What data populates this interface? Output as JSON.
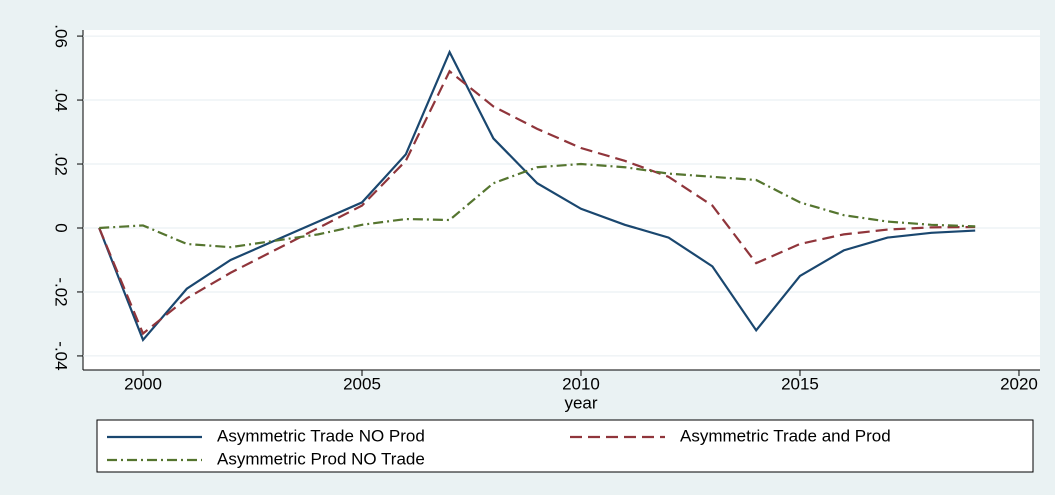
{
  "chart_data": {
    "type": "line",
    "x_label": "year",
    "x": [
      1999,
      2000,
      2001,
      2002,
      2003,
      2004,
      2005,
      2006,
      2007,
      2008,
      2009,
      2010,
      2011,
      2012,
      2013,
      2014,
      2015,
      2016,
      2017,
      2018,
      2019
    ],
    "series": [
      {
        "name": "Asymmetric Trade NO Prod",
        "color": "#1a476f",
        "dash": "solid",
        "values": [
          0,
          -0.035,
          -0.019,
          -0.01,
          -0.004,
          0.002,
          0.008,
          0.023,
          0.055,
          0.028,
          0.014,
          0.006,
          0.001,
          -0.003,
          -0.012,
          -0.032,
          -0.015,
          -0.007,
          -0.003,
          -0.0015,
          -0.0008
        ]
      },
      {
        "name": "Asymmetric Trade and Prod",
        "color": "#90353b",
        "dash": "dash",
        "values": [
          0,
          -0.033,
          -0.022,
          -0.014,
          -0.007,
          0.0,
          0.007,
          0.021,
          0.049,
          0.038,
          0.031,
          0.025,
          0.021,
          0.016,
          0.007,
          -0.011,
          -0.005,
          -0.002,
          -0.0005,
          0.0002,
          0.0003
        ]
      },
      {
        "name": "Asymmetric Prod NO Trade",
        "color": "#55752f",
        "dash": "dashdot",
        "values": [
          0,
          0.0008,
          -0.005,
          -0.006,
          -0.004,
          -0.002,
          0.001,
          0.0028,
          0.0025,
          0.014,
          0.019,
          0.02,
          0.019,
          0.017,
          0.016,
          0.015,
          0.008,
          0.004,
          0.002,
          0.001,
          0.0005
        ]
      }
    ],
    "xlim": [
      1998.63,
      2020.48
    ],
    "xticks": [
      2000,
      2005,
      2010,
      2015,
      2020
    ],
    "ylim": [
      -0.0444,
      0.0619
    ],
    "yticks": [
      {
        "value": -0.04,
        "label": "-.04"
      },
      {
        "value": -0.02,
        "label": "-.02"
      },
      {
        "value": 0,
        "label": "0"
      },
      {
        "value": 0.02,
        "label": ".02"
      },
      {
        "value": 0.04,
        "label": ".04"
      },
      {
        "value": 0.06,
        "label": ".06"
      }
    ],
    "grid": true
  }
}
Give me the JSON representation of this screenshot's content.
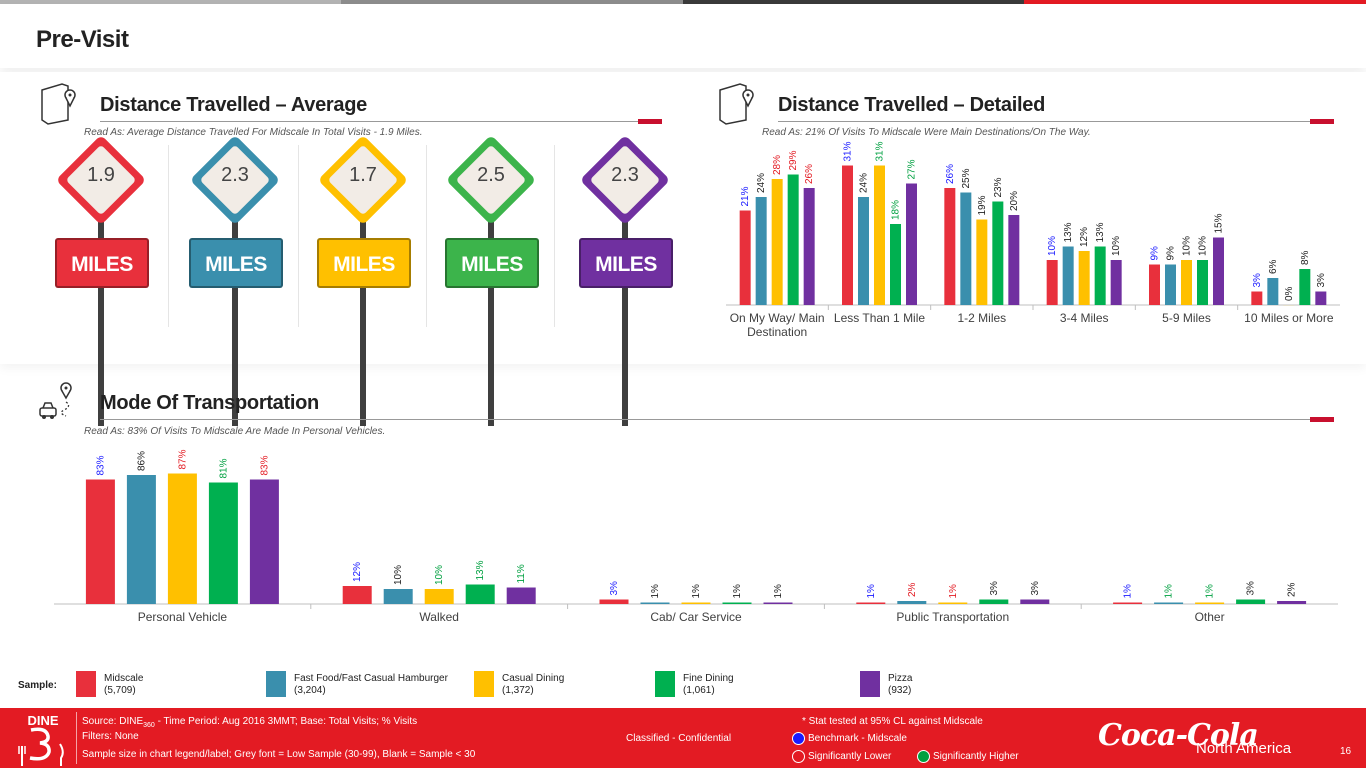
{
  "page": {
    "title": "Pre-Visit",
    "topbar_colors": [
      "#b3b3b3",
      "#8c8c8c",
      "#3a3a3a",
      "#e31b23"
    ]
  },
  "segments": [
    {
      "name": "Midscale",
      "sample": "(5,709)",
      "color": "#e8303c"
    },
    {
      "name": "Fast Food/Fast Casual Hamburger",
      "sample": "(3,204)",
      "color": "#3a8fad"
    },
    {
      "name": "Casual Dining",
      "sample": "(1,372)",
      "color": "#ffc000"
    },
    {
      "name": "Fine Dining",
      "sample": "(1,061)",
      "color": "#00b050"
    },
    {
      "name": "Pizza",
      "sample": "(932)",
      "color": "#7030a0"
    }
  ],
  "label_colors": {
    "benchmark": "#1a1aff",
    "higher": "#00a040",
    "lower": "#e31b23",
    "neutral": "#222222"
  },
  "avg_section": {
    "title": "Distance Travelled – Average",
    "read_as": "Read As: Average Distance Travelled For Midscale In Total Visits - 1.9 Miles.",
    "icon": "map-pin-icon",
    "unit_label": "MILES",
    "signs": [
      {
        "value": "1.9",
        "color": "#e8303c"
      },
      {
        "value": "2.3",
        "color": "#3a8fad"
      },
      {
        "value": "1.7",
        "color": "#ffc000"
      },
      {
        "value": "2.5",
        "color": "#3cb44b"
      },
      {
        "value": "2.3",
        "color": "#7030a0"
      }
    ]
  },
  "detail_section": {
    "title": "Distance Travelled – Detailed",
    "read_as": "Read As: 21% Of Visits To Midscale Were Main Destinations/On The Way.",
    "icon": "map-pin-icon"
  },
  "mode_section": {
    "title": "Mode Of Transportation",
    "read_as": "Read As: 83% Of Visits To Midscale Are Made In Personal Vehicles.",
    "icon": "car-route-icon"
  },
  "chart_data": [
    {
      "type": "bar",
      "id": "distance-detailed",
      "categories": [
        "On My Way/ Main Destination",
        "Less Than 1 Mile",
        "1-2 Miles",
        "3-4 Miles",
        "5-9 Miles",
        "10 Miles or More"
      ],
      "series": [
        {
          "name": "Midscale",
          "values": [
            21,
            31,
            26,
            10,
            9,
            3
          ],
          "labels": [
            "21%",
            "31%",
            "26%",
            "10%",
            "9%",
            "3%"
          ],
          "sig": [
            "benchmark",
            "benchmark",
            "benchmark",
            "benchmark",
            "benchmark",
            "benchmark"
          ]
        },
        {
          "name": "Fast Food/Fast Casual Hamburger",
          "values": [
            24,
            24,
            25,
            13,
            9,
            6
          ],
          "labels": [
            "24%",
            "24%",
            "25%",
            "13%",
            "9%",
            "6%"
          ],
          "sig": [
            "neutral",
            "neutral",
            "neutral",
            "neutral",
            "neutral",
            "neutral"
          ]
        },
        {
          "name": "Casual Dining",
          "values": [
            28,
            31,
            19,
            12,
            10,
            0
          ],
          "labels": [
            "28%",
            "31%",
            "19%",
            "12%",
            "10%",
            "0%"
          ],
          "sig": [
            "lower",
            "higher",
            "neutral",
            "neutral",
            "neutral",
            "neutral"
          ]
        },
        {
          "name": "Fine Dining",
          "values": [
            29,
            18,
            23,
            13,
            10,
            8
          ],
          "labels": [
            "29%",
            "18%",
            "23%",
            "13%",
            "10%",
            "8%"
          ],
          "sig": [
            "lower",
            "higher",
            "neutral",
            "neutral",
            "neutral",
            "neutral"
          ]
        },
        {
          "name": "Pizza",
          "values": [
            26,
            27,
            20,
            10,
            15,
            3
          ],
          "labels": [
            "26%",
            "27%",
            "20%",
            "10%",
            "15%",
            "3%"
          ],
          "sig": [
            "lower",
            "higher",
            "neutral",
            "neutral",
            "neutral",
            "neutral"
          ]
        }
      ],
      "ylim": [
        0,
        40
      ],
      "grid": false
    },
    {
      "type": "bar",
      "id": "mode-of-transportation",
      "categories": [
        "Personal Vehicle",
        "Walked",
        "Cab/ Car Service",
        "Public Transportation",
        "Other"
      ],
      "series": [
        {
          "name": "Midscale",
          "values": [
            83,
            12,
            3,
            1,
            1
          ],
          "labels": [
            "83%",
            "12%",
            "3%",
            "1%",
            "1%"
          ],
          "sig": [
            "benchmark",
            "benchmark",
            "benchmark",
            "benchmark",
            "benchmark"
          ]
        },
        {
          "name": "Fast Food/Fast Casual Hamburger",
          "values": [
            86,
            10,
            1,
            2,
            1
          ],
          "labels": [
            "86%",
            "10%",
            "1%",
            "2%",
            "1%"
          ],
          "sig": [
            "neutral",
            "neutral",
            "neutral",
            "lower",
            "higher"
          ]
        },
        {
          "name": "Casual Dining",
          "values": [
            87,
            10,
            1,
            1,
            1
          ],
          "labels": [
            "87%",
            "10%",
            "1%",
            "1%",
            "1%"
          ],
          "sig": [
            "lower",
            "higher",
            "neutral",
            "lower",
            "higher"
          ]
        },
        {
          "name": "Fine Dining",
          "values": [
            81,
            13,
            1,
            3,
            3
          ],
          "labels": [
            "81%",
            "13%",
            "1%",
            "3%",
            "3%"
          ],
          "sig": [
            "higher",
            "higher",
            "neutral",
            "neutral",
            "neutral"
          ]
        },
        {
          "name": "Pizza",
          "values": [
            83,
            11,
            1,
            3,
            2
          ],
          "labels": [
            "83%",
            "11%",
            "1%",
            "3%",
            "2%"
          ],
          "sig": [
            "lower",
            "higher",
            "neutral",
            "neutral",
            "neutral"
          ]
        }
      ],
      "ylim": [
        0,
        100
      ],
      "grid": false
    }
  ],
  "legend": {
    "label": "Sample:"
  },
  "footer": {
    "logo_text": "DINE",
    "source_prefix": "Source: DINE",
    "source_sub": "360",
    "source_suffix": " - Time Period: Aug 2016 3MMT; Base: Total Visits; % Visits",
    "filters": "Filters: None",
    "sample_note": "Sample size in chart legend/label;  Grey font = Low Sample (30-99), Blank = Sample < 30",
    "classification": "Classified - Confidential",
    "stat_note": "* Stat tested at 95% CL against Midscale",
    "benchmark": "Benchmark - Midscale",
    "lower": "Significantly Lower",
    "higher": "Significantly Higher",
    "brand": "Coca-Cola",
    "region": "North America",
    "page_number": "16"
  }
}
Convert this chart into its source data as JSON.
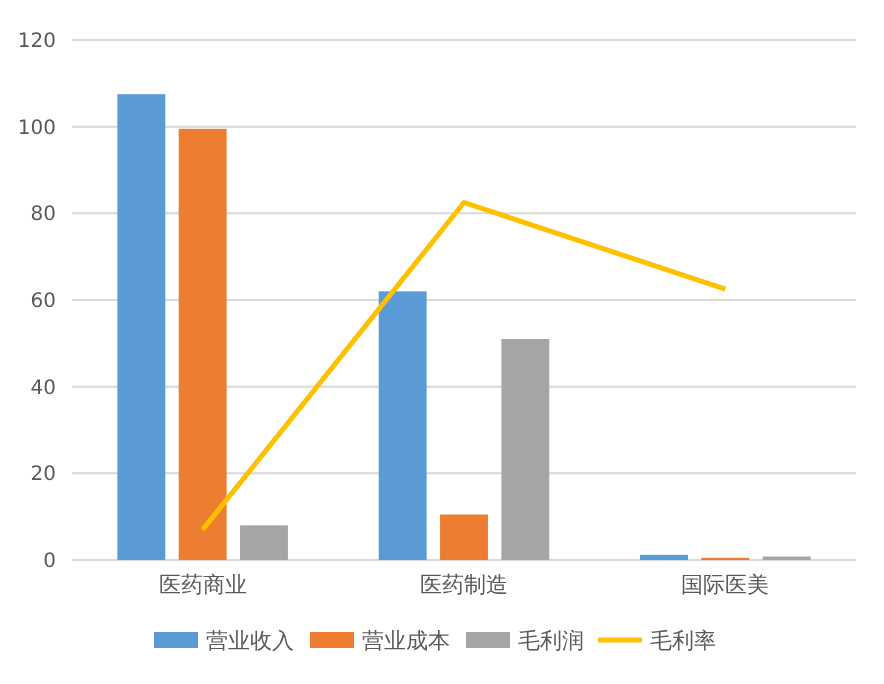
{
  "chart_data": {
    "type": "bar",
    "categories": [
      "医药商业",
      "医药制造",
      "国际医美"
    ],
    "series": [
      {
        "name": "营业收入",
        "color": "#5b9bd5",
        "values": [
          107.5,
          62,
          1.2
        ]
      },
      {
        "name": "营业成本",
        "color": "#ed7d31",
        "values": [
          99.5,
          10.5,
          0.5
        ]
      },
      {
        "name": "毛利润",
        "color": "#a5a5a5",
        "values": [
          8,
          51,
          0.8
        ]
      },
      {
        "name": "毛利率",
        "type": "line",
        "color": "#ffc000",
        "values": [
          7,
          82.5,
          62.5
        ]
      }
    ],
    "ylim": [
      0,
      120
    ],
    "yticks": [
      0,
      20,
      40,
      60,
      80,
      100,
      120
    ],
    "grid": "y",
    "legend": "bottom",
    "marker": "none"
  }
}
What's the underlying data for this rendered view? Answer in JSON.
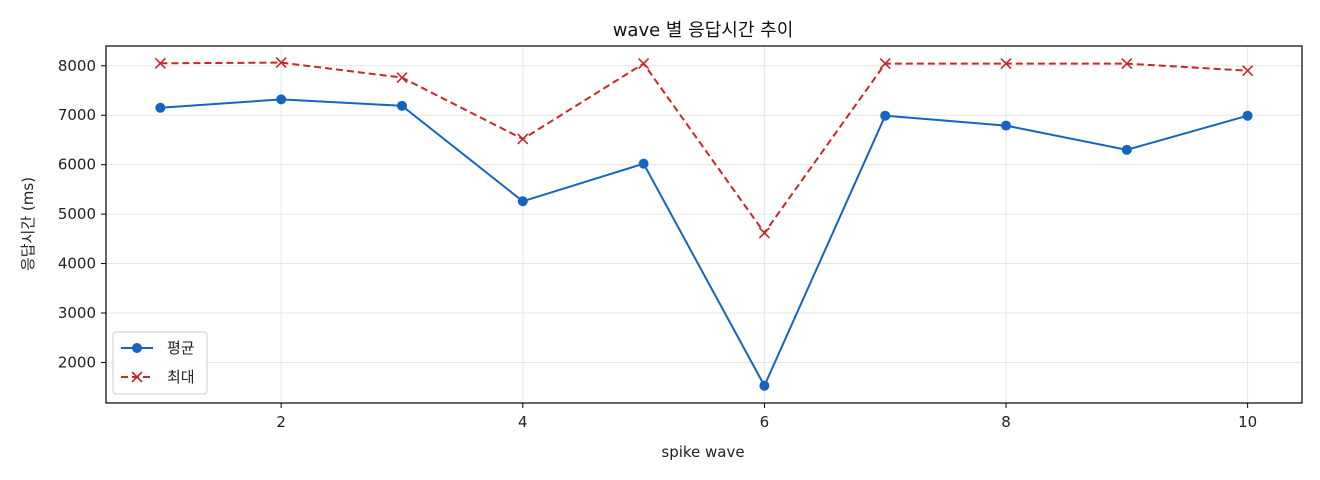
{
  "chart_data": {
    "type": "line",
    "title": "wave 별 응답시간 추이",
    "xlabel": "spike wave",
    "ylabel": "응답시간 (ms)",
    "x": [
      1,
      2,
      3,
      4,
      5,
      6,
      7,
      8,
      9,
      10
    ],
    "xlim": [
      0.55,
      10.45
    ],
    "ylim": [
      1180,
      8400
    ],
    "xticks": [
      2,
      4,
      6,
      8,
      10
    ],
    "yticks": [
      2000,
      3000,
      4000,
      5000,
      6000,
      7000,
      8000
    ],
    "grid": true,
    "legend_position": "lower-left",
    "series": [
      {
        "name": "평균",
        "color": "#1565c0",
        "marker": "circle",
        "linestyle": "solid",
        "values": [
          7150,
          7320,
          7190,
          5260,
          6020,
          1530,
          6990,
          6790,
          6300,
          6990
        ]
      },
      {
        "name": "최대",
        "color": "#c62828",
        "marker": "x",
        "linestyle": "dashed",
        "values": [
          8050,
          8065,
          7760,
          6520,
          8045,
          4620,
          8045,
          8045,
          8045,
          7900
        ]
      }
    ]
  }
}
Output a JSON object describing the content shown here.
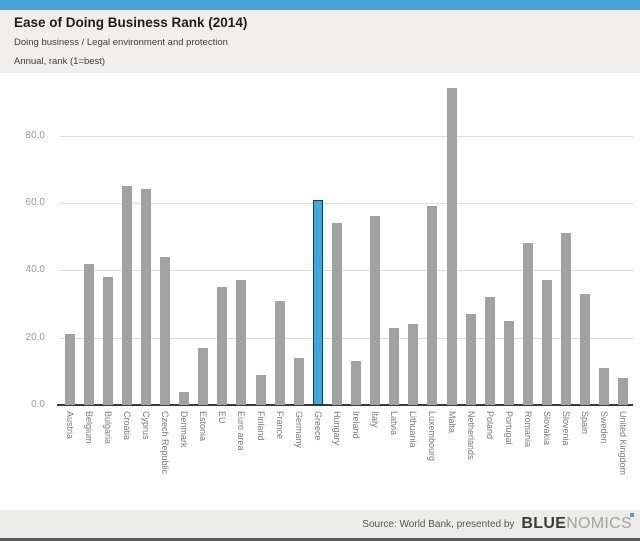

════════════════════

__WHAT YOU WILL DO__.
List all lines holding the string "JSON".

__COMPLETE ANSWER__.
What data populates this interface? Output as JSON.
Give me the JSON representation of this screenshot's content.
Convert this chart into its source data as JSON.
What's the underlying data for this rendered view? Answer in JSON.
Output a JSON object describing the content shown here.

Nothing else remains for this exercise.